*EXERCISE GOAL*:
From the listing below, pull out every line where the string "envelope" appears.

Dataset items
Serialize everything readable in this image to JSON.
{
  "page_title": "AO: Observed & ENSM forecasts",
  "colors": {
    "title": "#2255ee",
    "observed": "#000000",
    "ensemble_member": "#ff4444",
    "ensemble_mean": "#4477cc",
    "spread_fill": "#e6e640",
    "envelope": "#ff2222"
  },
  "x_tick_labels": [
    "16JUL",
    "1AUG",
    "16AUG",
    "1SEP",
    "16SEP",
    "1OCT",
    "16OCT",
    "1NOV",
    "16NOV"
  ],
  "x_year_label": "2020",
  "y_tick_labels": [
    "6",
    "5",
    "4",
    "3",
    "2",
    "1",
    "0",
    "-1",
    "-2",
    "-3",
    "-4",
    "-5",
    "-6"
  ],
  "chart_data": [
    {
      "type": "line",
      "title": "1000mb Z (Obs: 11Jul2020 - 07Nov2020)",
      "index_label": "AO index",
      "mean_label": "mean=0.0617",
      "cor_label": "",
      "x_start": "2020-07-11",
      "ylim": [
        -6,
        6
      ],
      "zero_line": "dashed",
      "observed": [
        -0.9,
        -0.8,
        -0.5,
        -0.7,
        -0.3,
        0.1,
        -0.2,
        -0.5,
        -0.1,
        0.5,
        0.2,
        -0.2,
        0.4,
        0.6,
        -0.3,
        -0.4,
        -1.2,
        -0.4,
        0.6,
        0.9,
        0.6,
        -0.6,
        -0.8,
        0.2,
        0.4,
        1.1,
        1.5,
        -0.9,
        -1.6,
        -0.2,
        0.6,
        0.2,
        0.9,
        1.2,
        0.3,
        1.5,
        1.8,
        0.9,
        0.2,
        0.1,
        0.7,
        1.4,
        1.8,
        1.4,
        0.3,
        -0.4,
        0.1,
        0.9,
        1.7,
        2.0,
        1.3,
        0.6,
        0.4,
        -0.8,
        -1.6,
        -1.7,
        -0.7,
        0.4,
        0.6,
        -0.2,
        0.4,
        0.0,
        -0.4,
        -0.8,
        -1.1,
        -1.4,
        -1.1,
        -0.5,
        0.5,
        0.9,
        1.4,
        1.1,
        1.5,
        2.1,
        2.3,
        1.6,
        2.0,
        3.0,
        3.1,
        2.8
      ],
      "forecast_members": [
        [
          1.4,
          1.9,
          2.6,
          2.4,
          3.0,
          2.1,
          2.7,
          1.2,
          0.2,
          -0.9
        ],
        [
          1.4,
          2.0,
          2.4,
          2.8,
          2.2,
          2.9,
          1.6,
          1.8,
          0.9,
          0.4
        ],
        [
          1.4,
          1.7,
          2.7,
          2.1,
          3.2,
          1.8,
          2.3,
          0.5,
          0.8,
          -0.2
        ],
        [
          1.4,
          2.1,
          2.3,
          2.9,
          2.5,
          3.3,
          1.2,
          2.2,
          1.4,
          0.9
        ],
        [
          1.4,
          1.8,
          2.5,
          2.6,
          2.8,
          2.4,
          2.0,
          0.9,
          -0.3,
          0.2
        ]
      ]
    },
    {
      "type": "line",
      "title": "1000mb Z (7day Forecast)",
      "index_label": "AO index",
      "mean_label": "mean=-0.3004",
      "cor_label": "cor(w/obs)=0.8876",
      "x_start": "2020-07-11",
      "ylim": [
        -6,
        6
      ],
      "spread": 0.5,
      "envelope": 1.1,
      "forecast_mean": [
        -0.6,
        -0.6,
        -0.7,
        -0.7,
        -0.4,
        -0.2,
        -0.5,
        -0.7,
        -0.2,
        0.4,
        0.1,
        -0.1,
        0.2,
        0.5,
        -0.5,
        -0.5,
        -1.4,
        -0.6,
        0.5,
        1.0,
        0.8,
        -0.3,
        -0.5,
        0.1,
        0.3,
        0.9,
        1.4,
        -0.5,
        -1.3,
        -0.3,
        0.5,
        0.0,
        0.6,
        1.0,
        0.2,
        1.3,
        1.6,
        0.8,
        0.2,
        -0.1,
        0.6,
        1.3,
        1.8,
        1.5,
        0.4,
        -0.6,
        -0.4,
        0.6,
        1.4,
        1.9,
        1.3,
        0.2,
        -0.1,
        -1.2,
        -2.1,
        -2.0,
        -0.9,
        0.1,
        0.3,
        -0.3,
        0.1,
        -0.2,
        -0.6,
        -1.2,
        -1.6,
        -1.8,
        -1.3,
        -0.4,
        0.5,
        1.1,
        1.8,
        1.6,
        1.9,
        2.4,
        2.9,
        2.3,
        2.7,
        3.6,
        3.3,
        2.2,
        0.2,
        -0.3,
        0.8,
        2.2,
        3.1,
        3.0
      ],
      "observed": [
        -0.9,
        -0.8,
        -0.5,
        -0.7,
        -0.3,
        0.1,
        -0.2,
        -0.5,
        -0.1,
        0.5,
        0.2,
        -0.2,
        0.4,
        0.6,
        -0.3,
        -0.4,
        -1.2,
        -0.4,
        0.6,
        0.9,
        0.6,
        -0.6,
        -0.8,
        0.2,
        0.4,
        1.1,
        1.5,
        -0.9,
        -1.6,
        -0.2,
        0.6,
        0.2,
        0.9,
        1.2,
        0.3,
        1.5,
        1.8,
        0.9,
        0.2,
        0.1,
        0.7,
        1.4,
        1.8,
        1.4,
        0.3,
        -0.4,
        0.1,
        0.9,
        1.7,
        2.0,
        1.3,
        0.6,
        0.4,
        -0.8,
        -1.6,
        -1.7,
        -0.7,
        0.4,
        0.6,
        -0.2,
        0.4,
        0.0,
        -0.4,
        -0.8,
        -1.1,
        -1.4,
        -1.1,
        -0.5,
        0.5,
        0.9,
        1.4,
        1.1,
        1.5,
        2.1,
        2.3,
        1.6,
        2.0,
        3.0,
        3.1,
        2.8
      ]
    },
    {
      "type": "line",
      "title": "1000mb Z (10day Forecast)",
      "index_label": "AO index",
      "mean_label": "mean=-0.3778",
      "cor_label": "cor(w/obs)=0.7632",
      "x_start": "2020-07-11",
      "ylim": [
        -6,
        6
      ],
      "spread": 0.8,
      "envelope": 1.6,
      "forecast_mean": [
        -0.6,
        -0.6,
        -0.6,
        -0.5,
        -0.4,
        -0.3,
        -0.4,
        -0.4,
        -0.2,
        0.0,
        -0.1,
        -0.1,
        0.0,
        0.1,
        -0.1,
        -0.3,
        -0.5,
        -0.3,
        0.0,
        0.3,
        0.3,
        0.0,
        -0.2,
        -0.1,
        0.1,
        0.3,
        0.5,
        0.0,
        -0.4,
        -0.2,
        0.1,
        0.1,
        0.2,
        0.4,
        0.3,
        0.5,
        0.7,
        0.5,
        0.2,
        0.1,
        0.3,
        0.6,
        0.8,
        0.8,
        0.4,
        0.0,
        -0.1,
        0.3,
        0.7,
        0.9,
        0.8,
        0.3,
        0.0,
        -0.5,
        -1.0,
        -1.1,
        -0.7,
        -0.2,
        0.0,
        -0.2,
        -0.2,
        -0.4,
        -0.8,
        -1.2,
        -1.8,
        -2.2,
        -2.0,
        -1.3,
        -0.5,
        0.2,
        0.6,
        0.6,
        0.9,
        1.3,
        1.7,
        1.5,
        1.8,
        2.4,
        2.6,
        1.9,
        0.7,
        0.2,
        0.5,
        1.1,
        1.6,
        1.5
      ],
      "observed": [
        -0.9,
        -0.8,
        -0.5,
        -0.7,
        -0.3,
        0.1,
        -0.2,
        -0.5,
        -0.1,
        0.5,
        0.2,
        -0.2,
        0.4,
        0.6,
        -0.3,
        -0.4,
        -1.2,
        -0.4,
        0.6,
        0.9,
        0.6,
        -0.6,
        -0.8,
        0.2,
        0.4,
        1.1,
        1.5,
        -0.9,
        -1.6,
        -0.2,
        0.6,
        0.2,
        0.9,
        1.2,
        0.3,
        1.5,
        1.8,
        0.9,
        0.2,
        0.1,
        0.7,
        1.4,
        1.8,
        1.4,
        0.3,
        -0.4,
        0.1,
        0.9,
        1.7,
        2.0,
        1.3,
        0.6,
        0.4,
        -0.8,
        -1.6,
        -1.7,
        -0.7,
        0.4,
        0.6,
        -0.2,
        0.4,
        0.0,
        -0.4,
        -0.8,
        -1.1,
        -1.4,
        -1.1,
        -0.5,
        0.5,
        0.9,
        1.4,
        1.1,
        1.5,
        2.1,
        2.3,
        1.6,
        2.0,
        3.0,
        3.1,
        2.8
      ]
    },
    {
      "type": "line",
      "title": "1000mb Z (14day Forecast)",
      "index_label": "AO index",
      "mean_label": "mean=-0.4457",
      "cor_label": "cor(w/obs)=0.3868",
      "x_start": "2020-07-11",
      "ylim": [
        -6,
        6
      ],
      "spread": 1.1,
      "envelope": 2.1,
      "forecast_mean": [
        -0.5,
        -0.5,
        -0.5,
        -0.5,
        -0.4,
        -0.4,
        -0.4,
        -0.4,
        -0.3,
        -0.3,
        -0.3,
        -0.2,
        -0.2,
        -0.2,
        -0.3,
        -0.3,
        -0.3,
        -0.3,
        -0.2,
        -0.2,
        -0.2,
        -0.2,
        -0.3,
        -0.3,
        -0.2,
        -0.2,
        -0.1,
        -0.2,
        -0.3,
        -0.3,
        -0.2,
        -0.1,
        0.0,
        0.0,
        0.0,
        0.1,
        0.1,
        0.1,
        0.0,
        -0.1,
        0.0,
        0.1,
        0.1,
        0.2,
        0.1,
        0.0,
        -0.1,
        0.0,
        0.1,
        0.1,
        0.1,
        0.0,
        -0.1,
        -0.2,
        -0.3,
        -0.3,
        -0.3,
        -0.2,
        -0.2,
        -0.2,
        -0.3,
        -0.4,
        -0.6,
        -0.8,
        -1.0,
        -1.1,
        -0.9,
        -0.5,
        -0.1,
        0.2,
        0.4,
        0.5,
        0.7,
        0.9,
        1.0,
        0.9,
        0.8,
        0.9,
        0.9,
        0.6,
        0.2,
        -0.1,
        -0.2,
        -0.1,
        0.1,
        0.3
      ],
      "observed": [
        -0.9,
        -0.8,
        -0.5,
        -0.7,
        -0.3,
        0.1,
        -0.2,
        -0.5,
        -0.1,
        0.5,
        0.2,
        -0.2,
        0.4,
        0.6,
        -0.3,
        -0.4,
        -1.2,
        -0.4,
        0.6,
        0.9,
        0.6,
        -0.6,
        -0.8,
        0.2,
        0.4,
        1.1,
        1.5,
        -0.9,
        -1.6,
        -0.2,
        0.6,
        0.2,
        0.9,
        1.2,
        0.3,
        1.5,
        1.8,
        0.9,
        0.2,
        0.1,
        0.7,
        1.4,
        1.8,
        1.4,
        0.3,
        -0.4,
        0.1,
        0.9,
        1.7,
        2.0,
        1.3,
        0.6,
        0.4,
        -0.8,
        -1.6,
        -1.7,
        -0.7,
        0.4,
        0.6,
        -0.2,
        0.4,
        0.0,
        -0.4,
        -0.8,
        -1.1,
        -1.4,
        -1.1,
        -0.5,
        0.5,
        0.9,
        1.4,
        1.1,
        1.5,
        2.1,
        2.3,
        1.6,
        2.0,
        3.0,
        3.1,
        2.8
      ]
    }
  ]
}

*EXERCISE RESULT*:
    "envelope": "#ff2222"
      "envelope": 1.1,
      "envelope": 1.6,
      "envelope": 2.1,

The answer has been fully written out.